[RECORD EXTRACTS]
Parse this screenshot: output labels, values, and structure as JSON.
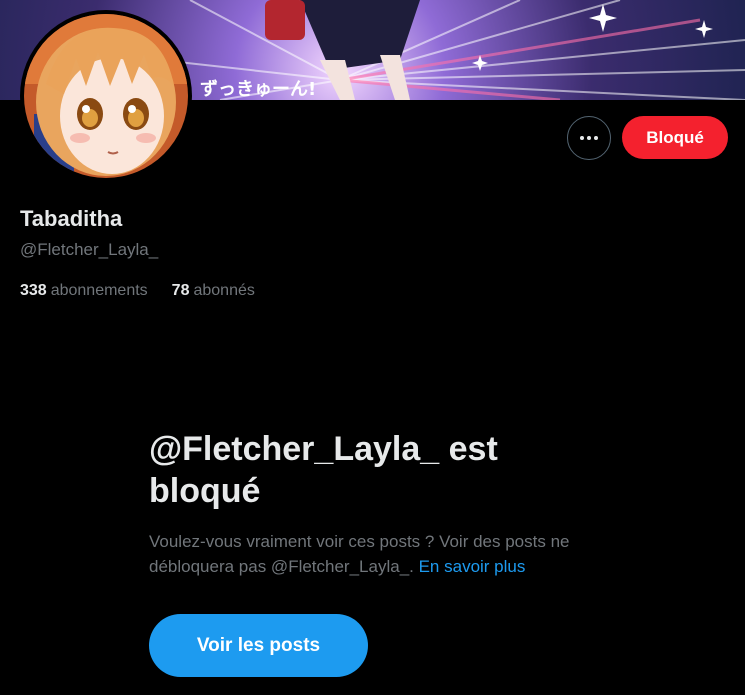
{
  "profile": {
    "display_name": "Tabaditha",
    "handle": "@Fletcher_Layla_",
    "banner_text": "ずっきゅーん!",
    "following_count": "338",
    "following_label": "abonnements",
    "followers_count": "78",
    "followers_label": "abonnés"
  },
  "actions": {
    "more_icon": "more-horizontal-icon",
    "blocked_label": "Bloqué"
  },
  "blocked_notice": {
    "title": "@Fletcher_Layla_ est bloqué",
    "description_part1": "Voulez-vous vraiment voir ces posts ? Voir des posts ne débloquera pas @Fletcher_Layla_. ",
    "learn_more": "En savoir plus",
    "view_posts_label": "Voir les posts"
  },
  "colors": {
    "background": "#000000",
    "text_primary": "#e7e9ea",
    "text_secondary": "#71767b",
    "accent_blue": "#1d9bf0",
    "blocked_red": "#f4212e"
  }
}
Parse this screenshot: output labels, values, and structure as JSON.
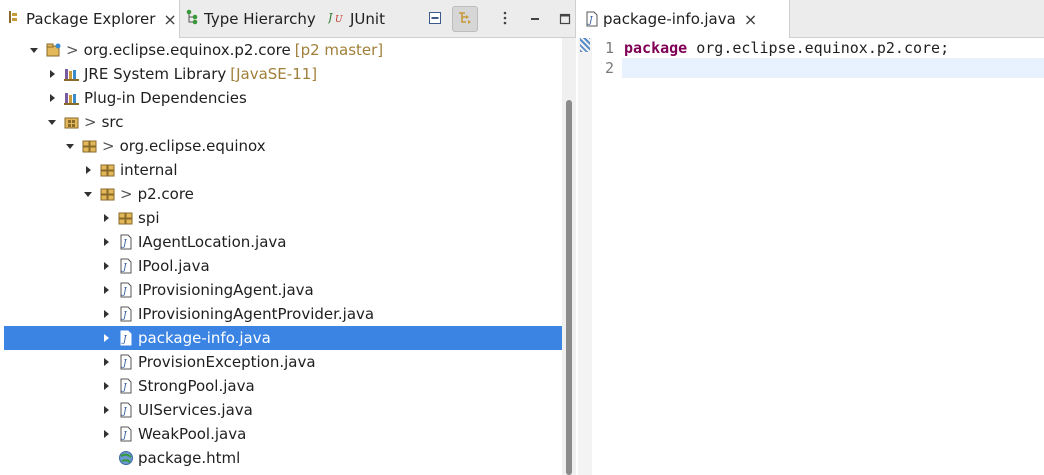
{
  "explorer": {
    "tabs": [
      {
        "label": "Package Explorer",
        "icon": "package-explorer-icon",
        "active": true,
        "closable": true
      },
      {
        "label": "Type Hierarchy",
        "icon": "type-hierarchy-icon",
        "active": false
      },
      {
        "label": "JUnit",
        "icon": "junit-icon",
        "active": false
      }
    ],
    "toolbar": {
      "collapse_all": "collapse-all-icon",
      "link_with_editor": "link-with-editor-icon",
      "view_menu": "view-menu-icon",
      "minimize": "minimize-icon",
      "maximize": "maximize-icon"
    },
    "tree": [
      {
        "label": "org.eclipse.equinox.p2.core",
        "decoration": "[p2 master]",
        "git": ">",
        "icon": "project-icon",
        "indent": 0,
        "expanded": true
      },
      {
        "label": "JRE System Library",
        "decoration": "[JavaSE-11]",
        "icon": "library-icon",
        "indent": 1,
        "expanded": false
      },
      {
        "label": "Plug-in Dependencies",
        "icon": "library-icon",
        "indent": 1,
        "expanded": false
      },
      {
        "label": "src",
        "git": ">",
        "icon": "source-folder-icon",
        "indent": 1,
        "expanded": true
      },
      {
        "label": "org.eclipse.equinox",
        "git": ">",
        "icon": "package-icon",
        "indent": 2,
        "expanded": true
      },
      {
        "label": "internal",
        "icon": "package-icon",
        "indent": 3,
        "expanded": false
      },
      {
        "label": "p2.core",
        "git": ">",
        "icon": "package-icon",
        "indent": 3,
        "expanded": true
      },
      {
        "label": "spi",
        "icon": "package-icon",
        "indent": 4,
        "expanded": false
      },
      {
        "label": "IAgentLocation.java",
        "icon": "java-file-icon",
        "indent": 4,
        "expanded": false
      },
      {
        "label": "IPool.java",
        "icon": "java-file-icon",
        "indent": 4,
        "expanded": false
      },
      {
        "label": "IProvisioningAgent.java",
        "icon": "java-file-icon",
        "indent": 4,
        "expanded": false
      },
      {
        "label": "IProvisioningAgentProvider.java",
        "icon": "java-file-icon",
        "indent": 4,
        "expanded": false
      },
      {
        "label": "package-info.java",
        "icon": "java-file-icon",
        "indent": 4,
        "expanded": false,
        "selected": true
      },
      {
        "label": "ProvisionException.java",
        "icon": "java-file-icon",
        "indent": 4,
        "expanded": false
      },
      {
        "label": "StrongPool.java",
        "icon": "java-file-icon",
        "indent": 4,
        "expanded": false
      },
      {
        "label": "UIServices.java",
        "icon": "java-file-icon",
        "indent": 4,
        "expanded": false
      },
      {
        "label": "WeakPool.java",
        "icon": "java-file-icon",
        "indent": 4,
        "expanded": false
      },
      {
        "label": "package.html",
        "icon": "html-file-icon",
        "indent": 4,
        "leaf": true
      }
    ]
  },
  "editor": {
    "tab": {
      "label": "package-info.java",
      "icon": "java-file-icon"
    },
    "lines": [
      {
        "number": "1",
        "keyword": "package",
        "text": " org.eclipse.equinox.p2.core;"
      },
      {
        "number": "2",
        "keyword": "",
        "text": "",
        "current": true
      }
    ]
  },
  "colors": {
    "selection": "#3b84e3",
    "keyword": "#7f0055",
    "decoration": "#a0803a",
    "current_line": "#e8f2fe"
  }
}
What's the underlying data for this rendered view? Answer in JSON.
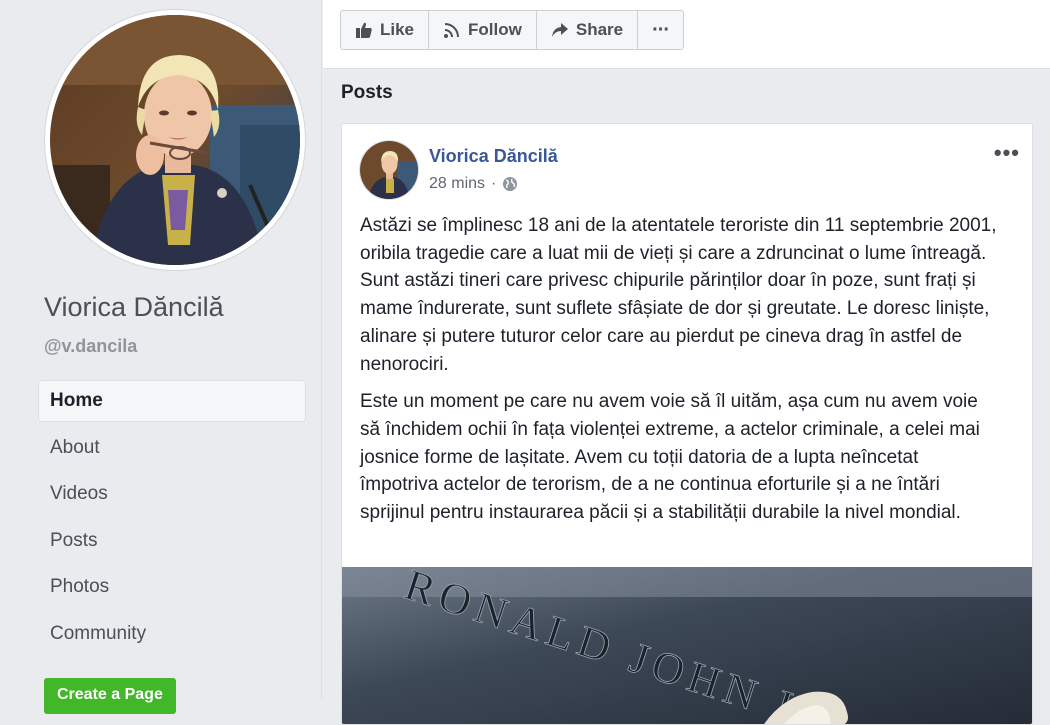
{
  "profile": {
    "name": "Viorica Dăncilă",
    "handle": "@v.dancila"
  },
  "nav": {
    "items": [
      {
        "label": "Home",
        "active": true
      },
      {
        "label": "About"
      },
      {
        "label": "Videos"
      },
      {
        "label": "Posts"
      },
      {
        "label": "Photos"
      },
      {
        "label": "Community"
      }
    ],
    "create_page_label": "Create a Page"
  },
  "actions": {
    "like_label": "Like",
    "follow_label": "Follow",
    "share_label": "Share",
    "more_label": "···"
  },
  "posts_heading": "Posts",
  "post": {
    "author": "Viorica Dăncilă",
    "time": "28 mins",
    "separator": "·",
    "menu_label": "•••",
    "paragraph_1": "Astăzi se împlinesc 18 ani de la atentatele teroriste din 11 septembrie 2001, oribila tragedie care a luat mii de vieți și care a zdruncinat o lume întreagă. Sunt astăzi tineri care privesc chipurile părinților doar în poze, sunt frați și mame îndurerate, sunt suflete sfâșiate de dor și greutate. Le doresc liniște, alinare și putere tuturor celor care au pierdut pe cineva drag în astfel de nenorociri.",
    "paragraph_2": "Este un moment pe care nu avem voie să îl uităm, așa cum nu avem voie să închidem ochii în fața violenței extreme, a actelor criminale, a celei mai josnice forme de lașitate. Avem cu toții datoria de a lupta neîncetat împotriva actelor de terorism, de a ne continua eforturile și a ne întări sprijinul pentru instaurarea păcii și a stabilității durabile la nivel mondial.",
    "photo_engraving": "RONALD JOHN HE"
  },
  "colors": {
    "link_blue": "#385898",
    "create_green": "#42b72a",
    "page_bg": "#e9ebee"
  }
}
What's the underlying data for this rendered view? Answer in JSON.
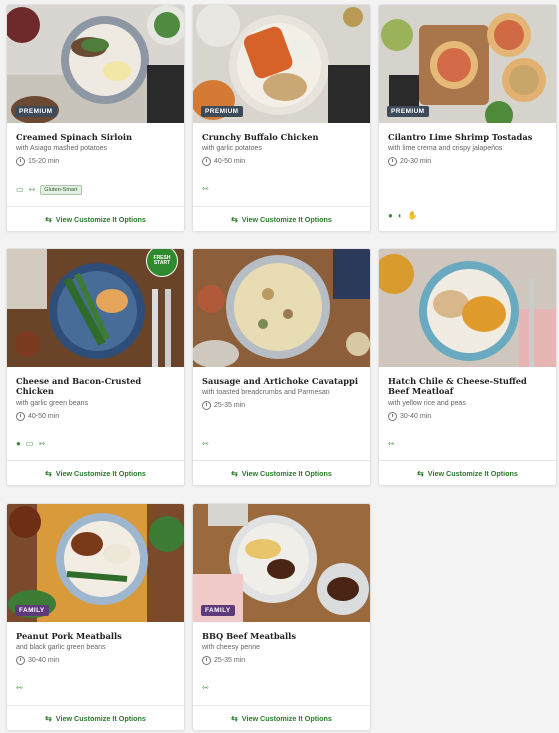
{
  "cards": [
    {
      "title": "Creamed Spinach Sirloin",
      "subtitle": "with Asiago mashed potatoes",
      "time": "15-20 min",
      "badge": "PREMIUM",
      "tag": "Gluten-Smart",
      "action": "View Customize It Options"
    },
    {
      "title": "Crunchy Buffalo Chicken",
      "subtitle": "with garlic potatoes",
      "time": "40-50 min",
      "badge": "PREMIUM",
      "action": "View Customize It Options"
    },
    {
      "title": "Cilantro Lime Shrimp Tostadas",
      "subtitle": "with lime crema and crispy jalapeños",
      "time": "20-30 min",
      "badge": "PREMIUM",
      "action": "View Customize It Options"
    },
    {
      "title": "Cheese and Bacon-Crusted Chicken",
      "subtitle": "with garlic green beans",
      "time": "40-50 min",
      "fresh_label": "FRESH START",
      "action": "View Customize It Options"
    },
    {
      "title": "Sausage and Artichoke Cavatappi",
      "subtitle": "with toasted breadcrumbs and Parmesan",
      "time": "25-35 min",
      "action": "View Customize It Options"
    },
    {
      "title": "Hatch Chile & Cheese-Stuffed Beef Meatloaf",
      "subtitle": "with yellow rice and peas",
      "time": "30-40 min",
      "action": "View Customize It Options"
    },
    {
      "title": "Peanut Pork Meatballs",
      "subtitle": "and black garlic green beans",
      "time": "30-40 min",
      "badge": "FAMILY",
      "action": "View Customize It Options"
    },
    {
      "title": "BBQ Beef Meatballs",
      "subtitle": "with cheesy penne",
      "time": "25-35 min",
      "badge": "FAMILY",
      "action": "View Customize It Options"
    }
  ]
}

[TASK PROMPT] Omit the pictures and give the material again, exactly and in full.

[RIGHT ANSWER]
Parse this screenshot: output labels, values, and structure as JSON.
{
  "profile": {
    "display_name": "Tabaditha",
    "handle": "@Fletcher_Layla_",
    "banner_text": "ずっきゅーん!",
    "following_count": "338",
    "following_label": "abonnements",
    "followers_count": "78",
    "followers_label": "abonnés"
  },
  "actions": {
    "more_icon": "more-horizontal-icon",
    "blocked_label": "Bloqué"
  },
  "blocked_notice": {
    "title": "@Fletcher_Layla_ est bloqué",
    "description_part1": "Voulez-vous vraiment voir ces posts ? Voir des posts ne débloquera pas @Fletcher_Layla_. ",
    "learn_more": "En savoir plus",
    "view_posts_label": "Voir les posts"
  },
  "colors": {
    "background": "#000000",
    "text_primary": "#e7e9ea",
    "text_secondary": "#71767b",
    "accent_blue": "#1d9bf0",
    "blocked_red": "#f4212e"
  }
}
Parse this screenshot: output labels, values, and structure as JSON.
{
  "explorer": {
    "tabs": [
      {
        "label": "Package Explorer",
        "icon": "package-explorer-icon",
        "active": true,
        "closable": true
      },
      {
        "label": "Type Hierarchy",
        "icon": "type-hierarchy-icon",
        "active": false
      },
      {
        "label": "JUnit",
        "icon": "junit-icon",
        "active": false
      }
    ],
    "toolbar": {
      "collapse_all": "collapse-all-icon",
      "link_with_editor": "link-with-editor-icon",
      "view_menu": "view-menu-icon",
      "minimize": "minimize-icon",
      "maximize": "maximize-icon"
    },
    "tree": [
      {
        "label": "org.eclipse.equinox.p2.core",
        "decoration": "[p2 master]",
        "git": ">",
        "icon": "project-icon",
        "indent": 0,
        "expanded": true
      },
      {
        "label": "JRE System Library",
        "decoration": "[JavaSE-11]",
        "icon": "library-icon",
        "indent": 1,
        "expanded": false
      },
      {
        "label": "Plug-in Dependencies",
        "icon": "library-icon",
        "indent": 1,
        "expanded": false
      },
      {
        "label": "src",
        "git": ">",
        "icon": "source-folder-icon",
        "indent": 1,
        "expanded": true
      },
      {
        "label": "org.eclipse.equinox",
        "git": ">",
        "icon": "package-icon",
        "indent": 2,
        "expanded": true
      },
      {
        "label": "internal",
        "icon": "package-icon",
        "indent": 3,
        "expanded": false
      },
      {
        "label": "p2.core",
        "git": ">",
        "icon": "package-icon",
        "indent": 3,
        "expanded": true
      },
      {
        "label": "spi",
        "icon": "package-icon",
        "indent": 4,
        "expanded": false
      },
      {
        "label": "IAgentLocation.java",
        "icon": "java-file-icon",
        "indent": 4,
        "expanded": false
      },
      {
        "label": "IPool.java",
        "icon": "java-file-icon",
        "indent": 4,
        "expanded": false
      },
      {
        "label": "IProvisioningAgent.java",
        "icon": "java-file-icon",
        "indent": 4,
        "expanded": false
      },
      {
        "label": "IProvisioningAgentProvider.java",
        "icon": "java-file-icon",
        "indent": 4,
        "expanded": false
      },
      {
        "label": "package-info.java",
        "icon": "java-file-icon",
        "indent": 4,
        "expanded": false,
        "selected": true
      },
      {
        "label": "ProvisionException.java",
        "icon": "java-file-icon",
        "indent": 4,
        "expanded": false
      },
      {
        "label": "StrongPool.java",
        "icon": "java-file-icon",
        "indent": 4,
        "expanded": false
      },
      {
        "label": "UIServices.java",
        "icon": "java-file-icon",
        "indent": 4,
        "expanded": false
      },
      {
        "label": "WeakPool.java",
        "icon": "java-file-icon",
        "indent": 4,
        "expanded": false
      },
      {
        "label": "package.html",
        "icon": "html-file-icon",
        "indent": 4,
        "leaf": true
      }
    ]
  },
  "editor": {
    "tab": {
      "label": "package-info.java",
      "icon": "java-file-icon"
    },
    "lines": [
      {
        "number": "1",
        "keyword": "package",
        "text": " org.eclipse.equinox.p2.core;"
      },
      {
        "number": "2",
        "keyword": "",
        "text": "",
        "current": true
      }
    ]
  },
  "colors": {
    "selection": "#3b84e3",
    "keyword": "#7f0055",
    "decoration": "#a0803a",
    "current_line": "#e8f2fe"
  }
}
What's the underlying data for this rendered view? Answer in JSON.
{
  "profile": {
    "name": "Viorica Dăncilă",
    "handle": "@v.dancila"
  },
  "nav": {
    "items": [
      {
        "label": "Home",
        "active": true
      },
      {
        "label": "About"
      },
      {
        "label": "Videos"
      },
      {
        "label": "Posts"
      },
      {
        "label": "Photos"
      },
      {
        "label": "Community"
      }
    ],
    "create_page_label": "Create a Page"
  },
  "actions": {
    "like_label": "Like",
    "follow_label": "Follow",
    "share_label": "Share",
    "more_label": "···"
  },
  "posts_heading": "Posts",
  "post": {
    "author": "Viorica Dăncilă",
    "time": "28 mins",
    "separator": "·",
    "menu_label": "•••",
    "paragraph_1": "Astăzi se împlinesc 18 ani de la atentatele teroriste din 11 septembrie 2001, oribila tragedie care a luat mii de vieți și care a zdruncinat o lume întreagă. Sunt astăzi tineri care privesc chipurile părinților doar în poze, sunt frați și mame îndurerate, sunt suflete sfâșiate de dor și greutate. Le doresc liniște, alinare și putere tuturor celor care au pierdut pe cineva drag în astfel de nenorociri.",
    "paragraph_2": "Este un moment pe care nu avem voie să îl uităm, așa cum nu avem voie să închidem ochii în fața violenței extreme, a actelor criminale, a celei mai josnice forme de lașitate. Avem cu toții datoria de a lupta neîncetat împotriva actelor de terorism, de a ne continua eforturile și a ne întări sprijinul pentru instaurarea păcii și a stabilității durabile la nivel mondial.",
    "photo_engraving": "RONALD JOHN HE"
  },
  "colors": {
    "link_blue": "#385898",
    "create_green": "#42b72a",
    "page_bg": "#e9ebee"
  }
}
What's the underlying data for this rendered view? Answer in JSON.
{
  "cards": [
    {
      "title": "Creamed Spinach Sirloin",
      "subtitle": "with Asiago mashed potatoes",
      "time": "15-20 min",
      "badge": "PREMIUM",
      "tag": "Gluten-Smart",
      "action": "View Customize It Options"
    },
    {
      "title": "Crunchy Buffalo Chicken",
      "subtitle": "with garlic potatoes",
      "time": "40-50 min",
      "badge": "PREMIUM",
      "action": "View Customize It Options"
    },
    {
      "title": "Cilantro Lime Shrimp Tostadas",
      "subtitle": "with lime crema and crispy jalapeños",
      "time": "20-30 min",
      "badge": "PREMIUM",
      "action": "View Customize It Options"
    },
    {
      "title": "Cheese and Bacon-Crusted Chicken",
      "subtitle": "with garlic green beans",
      "time": "40-50 min",
      "fresh_label": "FRESH START",
      "action": "View Customize It Options"
    },
    {
      "title": "Sausage and Artichoke Cavatappi",
      "subtitle": "with toasted breadcrumbs and Parmesan",
      "time": "25-35 min",
      "action": "View Customize It Options"
    },
    {
      "title": "Hatch Chile & Cheese-Stuffed Beef Meatloaf",
      "subtitle": "with yellow rice and peas",
      "time": "30-40 min",
      "action": "View Customize It Options"
    },
    {
      "title": "Peanut Pork Meatballs",
      "subtitle": "and black garlic green beans",
      "time": "30-40 min",
      "badge": "FAMILY",
      "action": "View Customize It Options"
    },
    {
      "title": "BBQ Beef Meatballs",
      "subtitle": "with cheesy penne",
      "time": "25-35 min",
      "badge": "FAMILY",
      "action": "View Customize It Options"
    }
  ]
}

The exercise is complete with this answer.